§ REQUIRED WORK:
Reproduce the data below in full and exclude every picture.

§ TASK INPUTS:

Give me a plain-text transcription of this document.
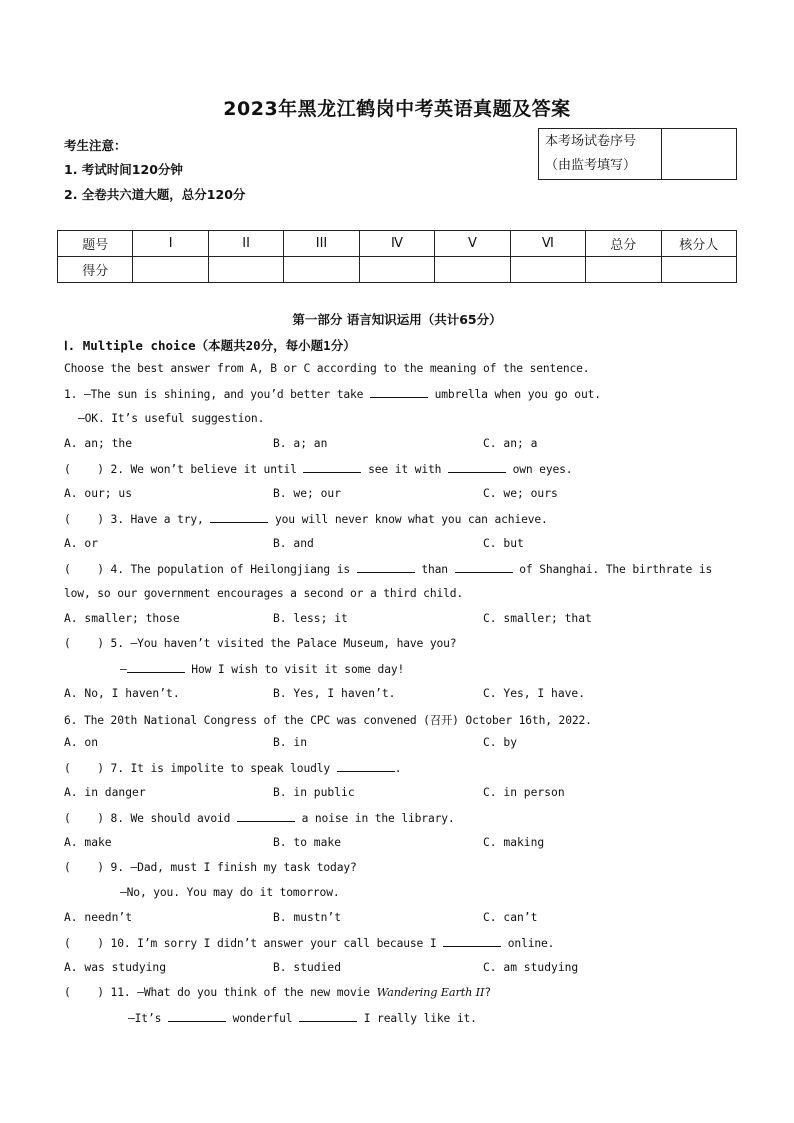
2023年黑龙江鹤岗中考英语真题及答案
考生注意：
1. 考试时间120分钟
2. 全卷共六道大题，总分120分
本考场试卷序号
（由监考填写）

题号	I	II	III	Ⅳ	V	Ⅵ	总分	核分人
得分								
第一部分 语言知识运用（共计65分）
Ⅰ. Multiple choice（本题共20分，每小题1分）
Choose the best answer from A, B or C according to the meaning of the sentence.
1. —The sun is shining, and you’d better take	umbrella when you go out.
—OK. It’s useful suggestion.
A. an; the	B. a; an	C. an; a
(    ) 2. We won’t believe it until	see it with	own eyes.
A. our; us	B. we; our	C. we; ours
(    ) 3. Have a try,	you will never know what you can achieve.
A. or	B. and	C. but
(    ) 4. The population of Heilongjiang is	than	of Shanghai. The birthrate is
low, so our government encourages a second or a third child.
A. smaller; those	B. less; it	C. smaller; that
(    ) 5. —You haven’t visited the Palace Museum, have you?
—	How I wish to visit it some day!
A. No, I haven’t.	B. Yes, I haven’t.	C. Yes, I have.
6. The 20th National Congress of the CPC was convened (召开) October 16th, 2022.
A. on	B. in	C. by
(    ) 7. It is impolite to speak loudly	.
A. in danger	B. in public	C. in person
(    ) 8. We should avoid	a noise in the library.
A. make	B. to make	C. making
(    ) 9. —Dad, must I finish my task today?
—No, you. You may do it tomorrow.
A. needn’t	B. mustn’t	C. can’t
(    ) 10. I’m sorry I didn’t answer your call because I	online.
A. was studying	B. studied	C. am studying
(    ) 11. —What do you think of the new movie Wandering Earth II?
—It’s	wonderful	I really like it.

§ THE OUTPUT:
Give me a plain-text transcription of this document.
2023年黑龙江鹤岗中考英语真题及答案
考生注意：
1. 考试时间120分钟
2. 全卷共六道大题，总分120分
本考场试卷序号
（由监考填写）

题号	I	II	III	Ⅳ	V	Ⅵ	总分	核分人
得分								
第一部分 语言知识运用（共计65分）
Ⅰ. Multiple choice（本题共20分，每小题1分）
Choose the best answer from A, B or C according to the meaning of the sentence.
1. —The sun is shining, and you’d better take	umbrella when you go out.
—OK. It’s useful suggestion.
A. an; the	B. a; an	C. an; a
(    ) 2. We won’t believe it until	see it with	own eyes.
A. our; us	B. we; our	C. we; ours
(    ) 3. Have a try,	you will never know what you can achieve.
A. or	B. and	C. but
(    ) 4. The population of Heilongjiang is	than	of Shanghai. The birthrate is
low, so our government encourages a second or a third child.
A. smaller; those	B. less; it	C. smaller; that
(    ) 5. —You haven’t visited the Palace Museum, have you?
—	How I wish to visit it some day!
A. No, I haven’t.	B. Yes, I haven’t.	C. Yes, I have.
6. The 20th National Congress of the CPC was convened (召开) October 16th, 2022.
A. on	B. in	C. by
(    ) 7. It is impolite to speak loudly	.
A. in danger	B. in public	C. in person
(    ) 8. We should avoid	a noise in the library.
A. make	B. to make	C. making
(    ) 9. —Dad, must I finish my task today?
—No, you. You may do it tomorrow.
A. needn’t	B. mustn’t	C. can’t
(    ) 10. I’m sorry I didn’t answer your call because I	online.
A. was studying	B. studied	C. am studying
(    ) 11. —What do you think of the new movie Wandering Earth II?
—It’s	wonderful	I really like it.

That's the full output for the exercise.